___ Listing
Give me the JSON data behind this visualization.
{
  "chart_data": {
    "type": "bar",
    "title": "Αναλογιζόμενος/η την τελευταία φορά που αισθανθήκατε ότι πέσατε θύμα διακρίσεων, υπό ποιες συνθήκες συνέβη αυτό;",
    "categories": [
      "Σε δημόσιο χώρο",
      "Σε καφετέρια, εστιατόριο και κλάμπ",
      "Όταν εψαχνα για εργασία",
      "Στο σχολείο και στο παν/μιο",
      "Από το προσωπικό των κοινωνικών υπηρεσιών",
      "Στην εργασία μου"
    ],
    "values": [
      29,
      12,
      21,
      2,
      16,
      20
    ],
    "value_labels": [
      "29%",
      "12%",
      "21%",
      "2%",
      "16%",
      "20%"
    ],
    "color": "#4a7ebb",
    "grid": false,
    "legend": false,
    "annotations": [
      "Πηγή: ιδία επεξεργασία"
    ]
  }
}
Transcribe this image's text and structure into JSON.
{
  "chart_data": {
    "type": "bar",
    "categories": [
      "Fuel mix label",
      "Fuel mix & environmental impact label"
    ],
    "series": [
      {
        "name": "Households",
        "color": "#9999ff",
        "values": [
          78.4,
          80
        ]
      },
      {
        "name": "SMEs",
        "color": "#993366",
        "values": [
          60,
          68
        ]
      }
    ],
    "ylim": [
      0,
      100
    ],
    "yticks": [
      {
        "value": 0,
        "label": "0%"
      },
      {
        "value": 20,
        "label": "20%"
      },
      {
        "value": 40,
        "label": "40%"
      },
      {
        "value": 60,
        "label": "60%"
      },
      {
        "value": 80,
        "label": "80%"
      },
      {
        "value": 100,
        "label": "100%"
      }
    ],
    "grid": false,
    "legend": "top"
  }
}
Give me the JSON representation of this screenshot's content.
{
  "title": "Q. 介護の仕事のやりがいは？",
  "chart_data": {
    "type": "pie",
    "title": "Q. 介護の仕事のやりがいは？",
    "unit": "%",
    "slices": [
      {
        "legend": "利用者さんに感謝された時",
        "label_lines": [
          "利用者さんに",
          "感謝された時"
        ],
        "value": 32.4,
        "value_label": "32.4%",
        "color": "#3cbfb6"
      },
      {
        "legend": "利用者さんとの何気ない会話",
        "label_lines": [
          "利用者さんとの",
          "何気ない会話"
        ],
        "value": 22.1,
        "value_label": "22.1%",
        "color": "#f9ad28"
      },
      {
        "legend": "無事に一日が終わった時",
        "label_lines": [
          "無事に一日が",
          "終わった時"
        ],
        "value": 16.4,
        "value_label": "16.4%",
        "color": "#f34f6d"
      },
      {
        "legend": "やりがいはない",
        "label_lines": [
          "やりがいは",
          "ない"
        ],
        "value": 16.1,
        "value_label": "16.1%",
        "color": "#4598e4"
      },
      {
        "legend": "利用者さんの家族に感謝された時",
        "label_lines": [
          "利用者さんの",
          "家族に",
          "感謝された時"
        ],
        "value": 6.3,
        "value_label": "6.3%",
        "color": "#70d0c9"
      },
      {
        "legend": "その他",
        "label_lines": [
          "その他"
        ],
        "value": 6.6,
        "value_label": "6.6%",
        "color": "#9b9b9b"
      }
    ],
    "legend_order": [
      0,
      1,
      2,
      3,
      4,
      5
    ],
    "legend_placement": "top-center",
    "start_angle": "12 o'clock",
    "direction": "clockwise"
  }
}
______
Problem requirements: Please quote every record above exactly as it appears.

Reply to the exercise:
Give me the JSON data behind this visualization.
{
  "chart_data": {
    "type": "bar",
    "title": "Αναλογιζόμενος/η την τελευταία φορά που αισθανθήκατε ότι πέσατε θύμα διακρίσεων, υπό ποιες συνθήκες συνέβη αυτό;",
    "categories": [
      "Σε δημόσιο χώρο",
      "Σε καφετέρια, εστιατόριο και κλάμπ",
      "Όταν εψαχνα για εργασία",
      "Στο σχολείο και στο παν/μιο",
      "Από το προσωπικό των κοινωνικών υπηρεσιών",
      "Στην εργασία μου"
    ],
    "values": [
      29,
      12,
      21,
      2,
      16,
      20
    ],
    "value_labels": [
      "29%",
      "12%",
      "21%",
      "2%",
      "16%",
      "20%"
    ],
    "color": "#4a7ebb",
    "grid": false,
    "legend": false,
    "annotations": [
      "Πηγή: ιδία επεξεργασία"
    ]
  }
}
Transcribe this image's text and structure into JSON.
{
  "chart_data": {
    "type": "bar",
    "categories": [
      "Fuel mix label",
      "Fuel mix & environmental impact label"
    ],
    "series": [
      {
        "name": "Households",
        "color": "#9999ff",
        "values": [
          78.4,
          80
        ]
      },
      {
        "name": "SMEs",
        "color": "#993366",
        "values": [
          60,
          68
        ]
      }
    ],
    "ylim": [
      0,
      100
    ],
    "yticks": [
      {
        "value": 0,
        "label": "0%"
      },
      {
        "value": 20,
        "label": "20%"
      },
      {
        "value": 40,
        "label": "40%"
      },
      {
        "value": 60,
        "label": "60%"
      },
      {
        "value": 80,
        "label": "80%"
      },
      {
        "value": 100,
        "label": "100%"
      }
    ],
    "grid": false,
    "legend": "top"
  }
}
Give me the JSON representation of this screenshot's content.
{
  "title": "Q. 介護の仕事のやりがいは？",
  "chart_data": {
    "type": "pie",
    "title": "Q. 介護の仕事のやりがいは？",
    "unit": "%",
    "slices": [
      {
        "legend": "利用者さんに感謝された時",
        "label_lines": [
          "利用者さんに",
          "感謝された時"
        ],
        "value": 32.4,
        "value_label": "32.4%",
        "color": "#3cbfb6"
      },
      {
        "legend": "利用者さんとの何気ない会話",
        "label_lines": [
          "利用者さんとの",
          "何気ない会話"
        ],
        "value": 22.1,
        "value_label": "22.1%",
        "color": "#f9ad28"
      },
      {
        "legend": "無事に一日が終わった時",
        "label_lines": [
          "無事に一日が",
          "終わった時"
        ],
        "value": 16.4,
        "value_label": "16.4%",
        "color": "#f34f6d"
      },
      {
        "legend": "やりがいはない",
        "label_lines": [
          "やりがいは",
          "ない"
        ],
        "value": 16.1,
        "value_label": "16.1%",
        "color": "#4598e4"
      },
      {
        "legend": "利用者さんの家族に感謝された時",
        "label_lines": [
          "利用者さんの",
          "家族に",
          "感謝された時"
        ],
        "value": 6.3,
        "value_label": "6.3%",
        "color": "#70d0c9"
      },
      {
        "legend": "その他",
        "label_lines": [
          "その他"
        ],
        "value": 6.6,
        "value_label": "6.6%",
        "color": "#9b9b9b"
      }
    ],
    "legend_order": [
      0,
      1,
      2,
      3,
      4,
      5
    ],
    "legend_placement": "top-center",
    "start_angle": "12 o'clock",
    "direction": "clockwise"
  }
}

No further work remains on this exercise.